**THE TASK:** Quote every entry word for word.

**GIVEN RECORDS:**
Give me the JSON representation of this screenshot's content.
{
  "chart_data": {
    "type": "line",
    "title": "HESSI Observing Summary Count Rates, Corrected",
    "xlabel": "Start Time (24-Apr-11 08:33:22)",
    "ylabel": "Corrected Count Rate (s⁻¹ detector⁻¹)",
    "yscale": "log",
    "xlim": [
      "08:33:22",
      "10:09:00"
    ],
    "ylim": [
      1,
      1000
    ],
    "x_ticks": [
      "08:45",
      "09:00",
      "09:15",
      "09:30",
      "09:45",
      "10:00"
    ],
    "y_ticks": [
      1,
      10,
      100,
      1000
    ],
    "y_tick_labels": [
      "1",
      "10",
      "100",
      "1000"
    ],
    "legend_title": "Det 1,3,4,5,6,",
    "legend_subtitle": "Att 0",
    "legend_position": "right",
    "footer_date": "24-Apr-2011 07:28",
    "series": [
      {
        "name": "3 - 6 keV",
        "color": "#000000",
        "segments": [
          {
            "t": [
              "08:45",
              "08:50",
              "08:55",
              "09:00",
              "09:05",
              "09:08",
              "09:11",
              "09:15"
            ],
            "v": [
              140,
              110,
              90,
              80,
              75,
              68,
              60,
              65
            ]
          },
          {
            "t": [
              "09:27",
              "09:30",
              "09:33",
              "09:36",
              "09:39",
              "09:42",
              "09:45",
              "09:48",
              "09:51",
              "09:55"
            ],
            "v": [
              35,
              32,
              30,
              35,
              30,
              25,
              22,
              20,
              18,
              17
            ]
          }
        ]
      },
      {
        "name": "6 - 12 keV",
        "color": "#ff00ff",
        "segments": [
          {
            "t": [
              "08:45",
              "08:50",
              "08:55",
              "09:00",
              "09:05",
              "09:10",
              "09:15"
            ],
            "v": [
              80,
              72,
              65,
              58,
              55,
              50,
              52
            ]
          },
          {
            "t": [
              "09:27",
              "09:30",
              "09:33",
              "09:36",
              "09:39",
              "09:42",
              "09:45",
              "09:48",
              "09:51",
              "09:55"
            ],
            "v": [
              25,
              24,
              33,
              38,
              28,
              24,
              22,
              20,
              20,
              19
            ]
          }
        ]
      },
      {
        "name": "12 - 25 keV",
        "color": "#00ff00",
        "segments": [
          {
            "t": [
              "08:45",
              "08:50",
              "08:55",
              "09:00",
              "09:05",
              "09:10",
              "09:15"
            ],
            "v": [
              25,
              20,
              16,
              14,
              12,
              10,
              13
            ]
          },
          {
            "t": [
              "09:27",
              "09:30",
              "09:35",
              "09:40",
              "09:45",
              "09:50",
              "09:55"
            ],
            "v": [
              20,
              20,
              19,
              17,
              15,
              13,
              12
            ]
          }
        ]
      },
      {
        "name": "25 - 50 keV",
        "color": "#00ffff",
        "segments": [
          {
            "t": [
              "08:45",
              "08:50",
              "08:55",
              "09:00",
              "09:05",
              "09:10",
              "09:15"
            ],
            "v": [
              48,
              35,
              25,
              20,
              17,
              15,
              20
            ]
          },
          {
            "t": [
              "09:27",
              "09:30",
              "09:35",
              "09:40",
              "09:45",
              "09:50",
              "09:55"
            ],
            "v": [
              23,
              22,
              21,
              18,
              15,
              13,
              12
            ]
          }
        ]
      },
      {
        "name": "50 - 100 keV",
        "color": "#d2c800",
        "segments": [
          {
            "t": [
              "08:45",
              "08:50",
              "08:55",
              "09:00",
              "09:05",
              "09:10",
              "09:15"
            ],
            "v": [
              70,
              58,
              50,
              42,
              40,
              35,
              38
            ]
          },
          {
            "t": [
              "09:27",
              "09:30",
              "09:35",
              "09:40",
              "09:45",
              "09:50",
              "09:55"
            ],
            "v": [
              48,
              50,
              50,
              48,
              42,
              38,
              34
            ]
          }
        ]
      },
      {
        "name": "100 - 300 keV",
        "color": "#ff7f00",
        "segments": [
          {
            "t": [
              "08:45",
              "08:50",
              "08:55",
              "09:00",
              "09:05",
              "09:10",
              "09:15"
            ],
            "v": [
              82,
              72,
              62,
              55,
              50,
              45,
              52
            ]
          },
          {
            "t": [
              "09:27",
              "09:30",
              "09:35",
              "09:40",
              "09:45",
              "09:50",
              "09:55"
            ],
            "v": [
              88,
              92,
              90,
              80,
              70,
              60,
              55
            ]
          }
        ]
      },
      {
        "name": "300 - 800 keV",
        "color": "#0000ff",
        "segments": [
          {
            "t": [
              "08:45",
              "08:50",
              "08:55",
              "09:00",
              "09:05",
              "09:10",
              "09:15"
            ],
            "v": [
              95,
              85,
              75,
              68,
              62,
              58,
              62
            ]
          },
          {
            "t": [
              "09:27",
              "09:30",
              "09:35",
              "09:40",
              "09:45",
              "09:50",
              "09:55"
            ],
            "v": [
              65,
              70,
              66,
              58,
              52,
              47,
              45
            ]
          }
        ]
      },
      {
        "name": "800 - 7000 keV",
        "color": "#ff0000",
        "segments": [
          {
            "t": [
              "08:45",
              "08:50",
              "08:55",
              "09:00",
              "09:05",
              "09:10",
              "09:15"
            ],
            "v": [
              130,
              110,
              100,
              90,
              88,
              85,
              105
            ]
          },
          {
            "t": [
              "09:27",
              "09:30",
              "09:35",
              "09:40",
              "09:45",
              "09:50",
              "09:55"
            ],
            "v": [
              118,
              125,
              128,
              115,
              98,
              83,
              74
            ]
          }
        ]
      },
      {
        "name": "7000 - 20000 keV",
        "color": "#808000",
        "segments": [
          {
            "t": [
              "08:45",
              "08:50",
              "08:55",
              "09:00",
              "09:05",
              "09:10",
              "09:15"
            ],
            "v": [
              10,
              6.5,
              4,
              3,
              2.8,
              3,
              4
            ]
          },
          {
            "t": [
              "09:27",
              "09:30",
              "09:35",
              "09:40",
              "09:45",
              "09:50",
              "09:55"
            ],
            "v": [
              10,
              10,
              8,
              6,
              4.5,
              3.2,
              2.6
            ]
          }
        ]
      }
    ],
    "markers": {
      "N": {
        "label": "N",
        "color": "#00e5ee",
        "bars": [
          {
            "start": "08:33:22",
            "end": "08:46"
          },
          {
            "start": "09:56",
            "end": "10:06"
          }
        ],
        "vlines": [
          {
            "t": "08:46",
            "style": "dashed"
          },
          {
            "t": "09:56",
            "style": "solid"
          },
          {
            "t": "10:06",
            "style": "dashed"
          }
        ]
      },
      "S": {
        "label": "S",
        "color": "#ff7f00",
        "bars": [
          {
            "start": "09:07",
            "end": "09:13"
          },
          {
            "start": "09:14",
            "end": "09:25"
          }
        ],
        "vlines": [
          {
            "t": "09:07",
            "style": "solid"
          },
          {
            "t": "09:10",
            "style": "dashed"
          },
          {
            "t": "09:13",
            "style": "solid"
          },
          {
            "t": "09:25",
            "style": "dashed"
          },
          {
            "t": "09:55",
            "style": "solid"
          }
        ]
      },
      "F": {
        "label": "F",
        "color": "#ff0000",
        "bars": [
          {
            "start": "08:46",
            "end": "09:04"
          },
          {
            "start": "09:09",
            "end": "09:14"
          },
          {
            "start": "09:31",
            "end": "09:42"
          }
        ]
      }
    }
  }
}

**SOLUTION TO THE EXERCISE:**
Give me the JSON representation of this screenshot's content.
{
  "chart_data": {
    "type": "line",
    "title": "HESSI Observing Summary Count Rates, Corrected",
    "xlabel": "Start Time (24-Apr-11 08:33:22)",
    "ylabel": "Corrected Count Rate (s⁻¹ detector⁻¹)",
    "yscale": "log",
    "xlim": [
      "08:33:22",
      "10:09:00"
    ],
    "ylim": [
      1,
      1000
    ],
    "x_ticks": [
      "08:45",
      "09:00",
      "09:15",
      "09:30",
      "09:45",
      "10:00"
    ],
    "y_ticks": [
      1,
      10,
      100,
      1000
    ],
    "y_tick_labels": [
      "1",
      "10",
      "100",
      "1000"
    ],
    "legend_title": "Det 1,3,4,5,6,",
    "legend_subtitle": "Att 0",
    "legend_position": "right",
    "footer_date": "24-Apr-2011 07:28",
    "series": [
      {
        "name": "3 - 6 keV",
        "color": "#000000",
        "segments": [
          {
            "t": [
              "08:45",
              "08:50",
              "08:55",
              "09:00",
              "09:05",
              "09:08",
              "09:11",
              "09:15"
            ],
            "v": [
              140,
              110,
              90,
              80,
              75,
              68,
              60,
              65
            ]
          },
          {
            "t": [
              "09:27",
              "09:30",
              "09:33",
              "09:36",
              "09:39",
              "09:42",
              "09:45",
              "09:48",
              "09:51",
              "09:55"
            ],
            "v": [
              35,
              32,
              30,
              35,
              30,
              25,
              22,
              20,
              18,
              17
            ]
          }
        ]
      },
      {
        "name": "6 - 12 keV",
        "color": "#ff00ff",
        "segments": [
          {
            "t": [
              "08:45",
              "08:50",
              "08:55",
              "09:00",
              "09:05",
              "09:10",
              "09:15"
            ],
            "v": [
              80,
              72,
              65,
              58,
              55,
              50,
              52
            ]
          },
          {
            "t": [
              "09:27",
              "09:30",
              "09:33",
              "09:36",
              "09:39",
              "09:42",
              "09:45",
              "09:48",
              "09:51",
              "09:55"
            ],
            "v": [
              25,
              24,
              33,
              38,
              28,
              24,
              22,
              20,
              20,
              19
            ]
          }
        ]
      },
      {
        "name": "12 - 25 keV",
        "color": "#00ff00",
        "segments": [
          {
            "t": [
              "08:45",
              "08:50",
              "08:55",
              "09:00",
              "09:05",
              "09:10",
              "09:15"
            ],
            "v": [
              25,
              20,
              16,
              14,
              12,
              10,
              13
            ]
          },
          {
            "t": [
              "09:27",
              "09:30",
              "09:35",
              "09:40",
              "09:45",
              "09:50",
              "09:55"
            ],
            "v": [
              20,
              20,
              19,
              17,
              15,
              13,
              12
            ]
          }
        ]
      },
      {
        "name": "25 - 50 keV",
        "color": "#00ffff",
        "segments": [
          {
            "t": [
              "08:45",
              "08:50",
              "08:55",
              "09:00",
              "09:05",
              "09:10",
              "09:15"
            ],
            "v": [
              48,
              35,
              25,
              20,
              17,
              15,
              20
            ]
          },
          {
            "t": [
              "09:27",
              "09:30",
              "09:35",
              "09:40",
              "09:45",
              "09:50",
              "09:55"
            ],
            "v": [
              23,
              22,
              21,
              18,
              15,
              13,
              12
            ]
          }
        ]
      },
      {
        "name": "50 - 100 keV",
        "color": "#d2c800",
        "segments": [
          {
            "t": [
              "08:45",
              "08:50",
              "08:55",
              "09:00",
              "09:05",
              "09:10",
              "09:15"
            ],
            "v": [
              70,
              58,
              50,
              42,
              40,
              35,
              38
            ]
          },
          {
            "t": [
              "09:27",
              "09:30",
              "09:35",
              "09:40",
              "09:45",
              "09:50",
              "09:55"
            ],
            "v": [
              48,
              50,
              50,
              48,
              42,
              38,
              34
            ]
          }
        ]
      },
      {
        "name": "100 - 300 keV",
        "color": "#ff7f00",
        "segments": [
          {
            "t": [
              "08:45",
              "08:50",
              "08:55",
              "09:00",
              "09:05",
              "09:10",
              "09:15"
            ],
            "v": [
              82,
              72,
              62,
              55,
              50,
              45,
              52
            ]
          },
          {
            "t": [
              "09:27",
              "09:30",
              "09:35",
              "09:40",
              "09:45",
              "09:50",
              "09:55"
            ],
            "v": [
              88,
              92,
              90,
              80,
              70,
              60,
              55
            ]
          }
        ]
      },
      {
        "name": "300 - 800 keV",
        "color": "#0000ff",
        "segments": [
          {
            "t": [
              "08:45",
              "08:50",
              "08:55",
              "09:00",
              "09:05",
              "09:10",
              "09:15"
            ],
            "v": [
              95,
              85,
              75,
              68,
              62,
              58,
              62
            ]
          },
          {
            "t": [
              "09:27",
              "09:30",
              "09:35",
              "09:40",
              "09:45",
              "09:50",
              "09:55"
            ],
            "v": [
              65,
              70,
              66,
              58,
              52,
              47,
              45
            ]
          }
        ]
      },
      {
        "name": "800 - 7000 keV",
        "color": "#ff0000",
        "segments": [
          {
            "t": [
              "08:45",
              "08:50",
              "08:55",
              "09:00",
              "09:05",
              "09:10",
              "09:15"
            ],
            "v": [
              130,
              110,
              100,
              90,
              88,
              85,
              105
            ]
          },
          {
            "t": [
              "09:27",
              "09:30",
              "09:35",
              "09:40",
              "09:45",
              "09:50",
              "09:55"
            ],
            "v": [
              118,
              125,
              128,
              115,
              98,
              83,
              74
            ]
          }
        ]
      },
      {
        "name": "7000 - 20000 keV",
        "color": "#808000",
        "segments": [
          {
            "t": [
              "08:45",
              "08:50",
              "08:55",
              "09:00",
              "09:05",
              "09:10",
              "09:15"
            ],
            "v": [
              10,
              6.5,
              4,
              3,
              2.8,
              3,
              4
            ]
          },
          {
            "t": [
              "09:27",
              "09:30",
              "09:35",
              "09:40",
              "09:45",
              "09:50",
              "09:55"
            ],
            "v": [
              10,
              10,
              8,
              6,
              4.5,
              3.2,
              2.6
            ]
          }
        ]
      }
    ],
    "markers": {
      "N": {
        "label": "N",
        "color": "#00e5ee",
        "bars": [
          {
            "start": "08:33:22",
            "end": "08:46"
          },
          {
            "start": "09:56",
            "end": "10:06"
          }
        ],
        "vlines": [
          {
            "t": "08:46",
            "style": "dashed"
          },
          {
            "t": "09:56",
            "style": "solid"
          },
          {
            "t": "10:06",
            "style": "dashed"
          }
        ]
      },
      "S": {
        "label": "S",
        "color": "#ff7f00",
        "bars": [
          {
            "start": "09:07",
            "end": "09:13"
          },
          {
            "start": "09:14",
            "end": "09:25"
          }
        ],
        "vlines": [
          {
            "t": "09:07",
            "style": "solid"
          },
          {
            "t": "09:10",
            "style": "dashed"
          },
          {
            "t": "09:13",
            "style": "solid"
          },
          {
            "t": "09:25",
            "style": "dashed"
          },
          {
            "t": "09:55",
            "style": "solid"
          }
        ]
      },
      "F": {
        "label": "F",
        "color": "#ff0000",
        "bars": [
          {
            "start": "08:46",
            "end": "09:04"
          },
          {
            "start": "09:09",
            "end": "09:14"
          },
          {
            "start": "09:31",
            "end": "09:42"
          }
        ]
      }
    }
  }
}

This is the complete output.